▶ [SHORT EXERCISE]: Which lines hold the word "this"? Copy each of them from the material.

··········

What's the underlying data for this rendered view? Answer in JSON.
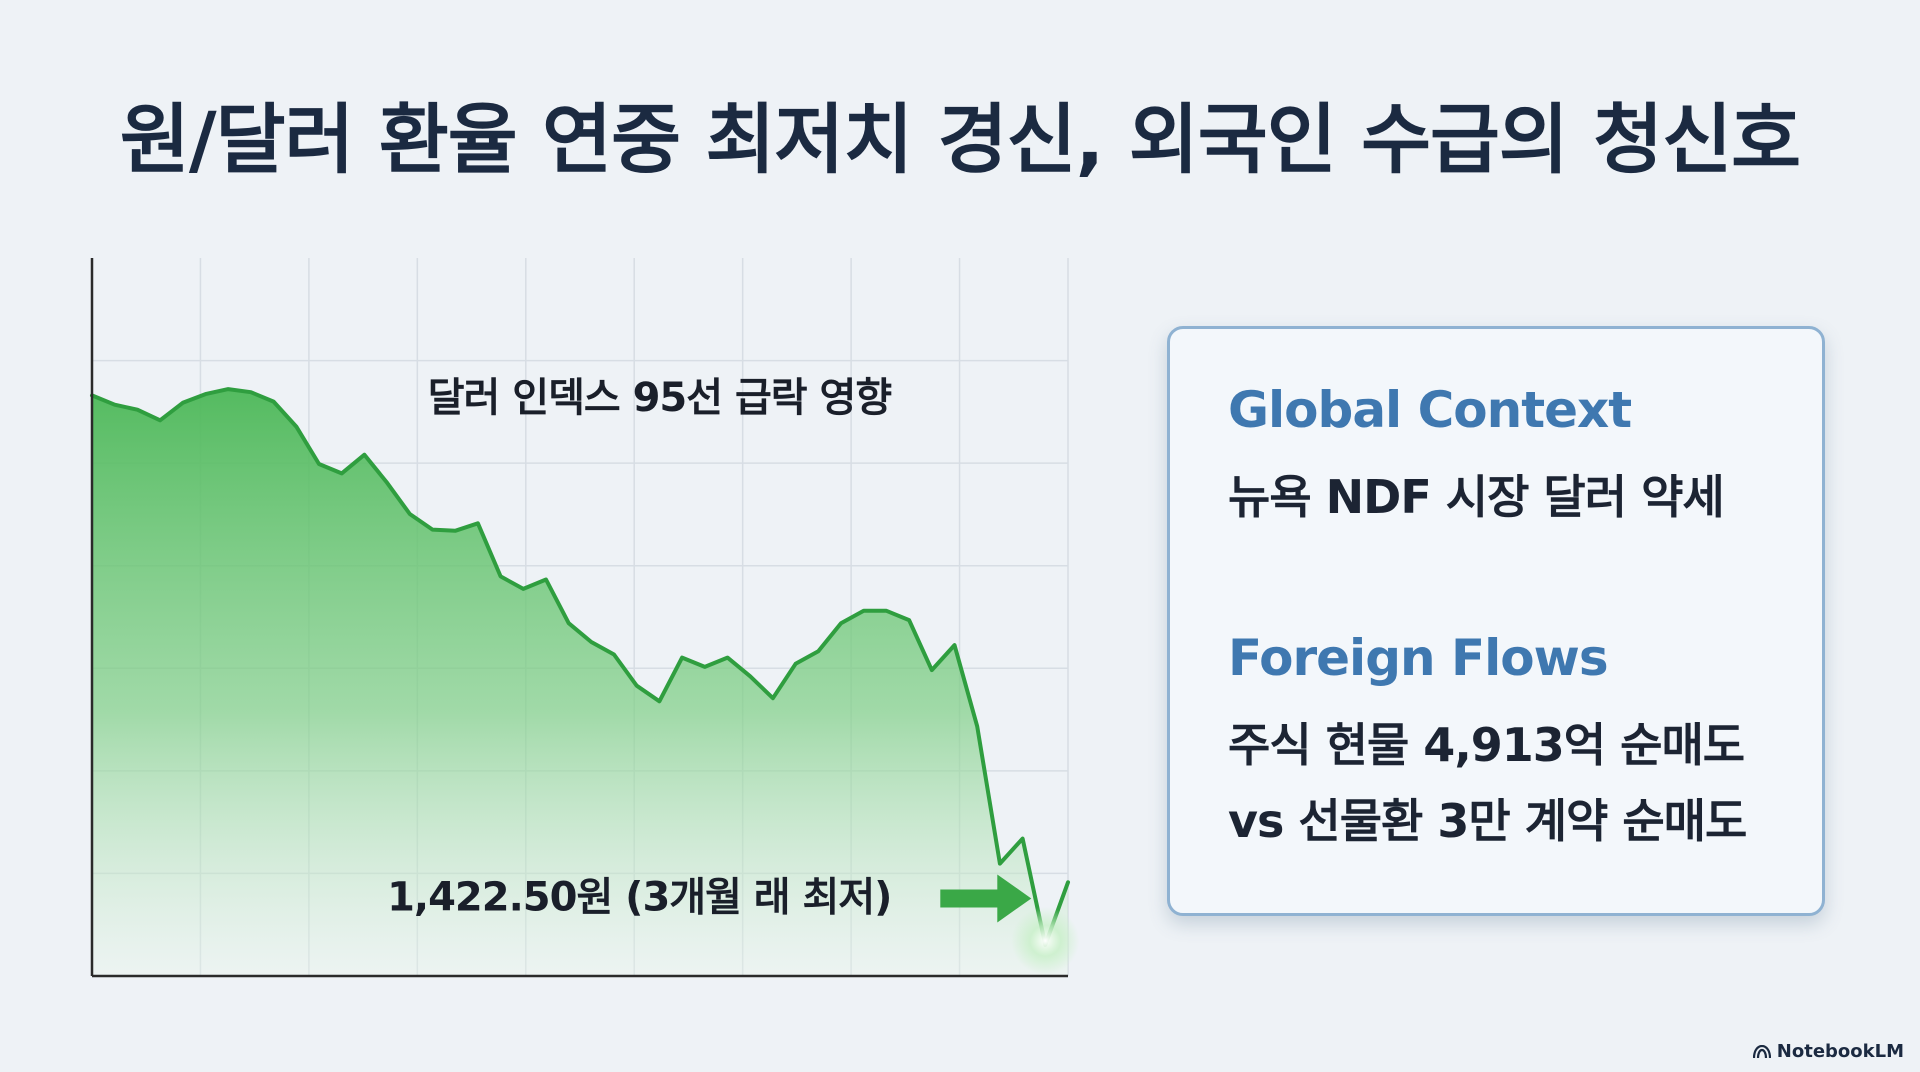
{
  "title": "원/달러 환율 연중 최저치 경신, 외국인 수급의 청신호",
  "chart_data": {
    "type": "area",
    "x": [
      0,
      1,
      2,
      3,
      4,
      5,
      6,
      7,
      8,
      9,
      10,
      11,
      12,
      13,
      14,
      15,
      16,
      17,
      18,
      19,
      20,
      21,
      22,
      23,
      24,
      25,
      26,
      27,
      28,
      29,
      30,
      31,
      32,
      33,
      34,
      35,
      36,
      37,
      38,
      39,
      40,
      41,
      42,
      43
    ],
    "y": [
      93.0,
      91.5,
      90.7,
      89.0,
      91.8,
      93.2,
      94.0,
      93.5,
      92.0,
      88.0,
      82.0,
      80.5,
      83.5,
      79.0,
      74.0,
      71.5,
      71.3,
      72.5,
      64.0,
      62.0,
      63.5,
      56.5,
      53.5,
      51.5,
      46.5,
      44.0,
      51.0,
      49.5,
      51.0,
      48.0,
      44.5,
      50.0,
      52.0,
      56.5,
      58.5,
      58.5,
      57.0,
      49.0,
      53.0,
      40.0,
      18.0,
      22.0,
      5.0,
      15.0
    ],
    "ylim": [
      0,
      115
    ],
    "xlim": [
      0,
      43
    ],
    "grid": true,
    "annotations": [
      {
        "text": "달러 인덱스 95선 급락 영향",
        "x": 25.0,
        "y": 90.5
      },
      {
        "text": "1,422.50원 (3개월 래 최저)",
        "x": 13.0,
        "y": 10.5
      }
    ],
    "colors": {
      "line": "#2f9e3f",
      "fill": "#4cb858",
      "arrow": "#3aa847"
    }
  },
  "card": {
    "sections": [
      {
        "heading": "Global Context",
        "lines": [
          "뉴욕 NDF 시장 달러 약세"
        ]
      },
      {
        "heading": "Foreign Flows",
        "lines": [
          "주식 현물 4,913억 순매도",
          "vs 선물환 3만 계약 순매도"
        ]
      }
    ]
  },
  "brand": {
    "name": "NotebookLM",
    "icon": "notebooklm-logo-icon"
  }
}
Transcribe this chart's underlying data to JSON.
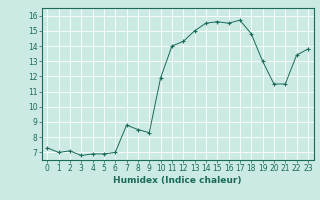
{
  "title": "",
  "xlabel": "Humidex (Indice chaleur)",
  "ylabel": "",
  "x_values": [
    0,
    1,
    2,
    3,
    4,
    5,
    6,
    7,
    8,
    9,
    10,
    11,
    12,
    13,
    14,
    15,
    16,
    17,
    18,
    19,
    20,
    21,
    22,
    23
  ],
  "y_values": [
    7.3,
    7.0,
    7.1,
    6.8,
    6.9,
    6.9,
    7.0,
    8.8,
    8.5,
    8.3,
    11.9,
    14.0,
    14.3,
    15.0,
    15.5,
    15.6,
    15.5,
    15.7,
    14.8,
    13.0,
    11.5,
    11.5,
    13.4,
    13.8
  ],
  "xlim": [
    -0.5,
    23.5
  ],
  "ylim": [
    6.5,
    16.5
  ],
  "yticks": [
    7,
    8,
    9,
    10,
    11,
    12,
    13,
    14,
    15,
    16
  ],
  "xticks": [
    0,
    1,
    2,
    3,
    4,
    5,
    6,
    7,
    8,
    9,
    10,
    11,
    12,
    13,
    14,
    15,
    16,
    17,
    18,
    19,
    20,
    21,
    22,
    23
  ],
  "line_color": "#1a6b5a",
  "marker": "+",
  "marker_size": 3,
  "bg_color": "#cceae4",
  "grid_color": "#ffffff",
  "tick_label_fontsize": 5.5,
  "xlabel_fontsize": 6.5
}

··········

▶ [EXERCISE RESULT]:
What's the underlying data for this rendered view? Answer in JSON.
Transcribe this chart's underlying data to JSON.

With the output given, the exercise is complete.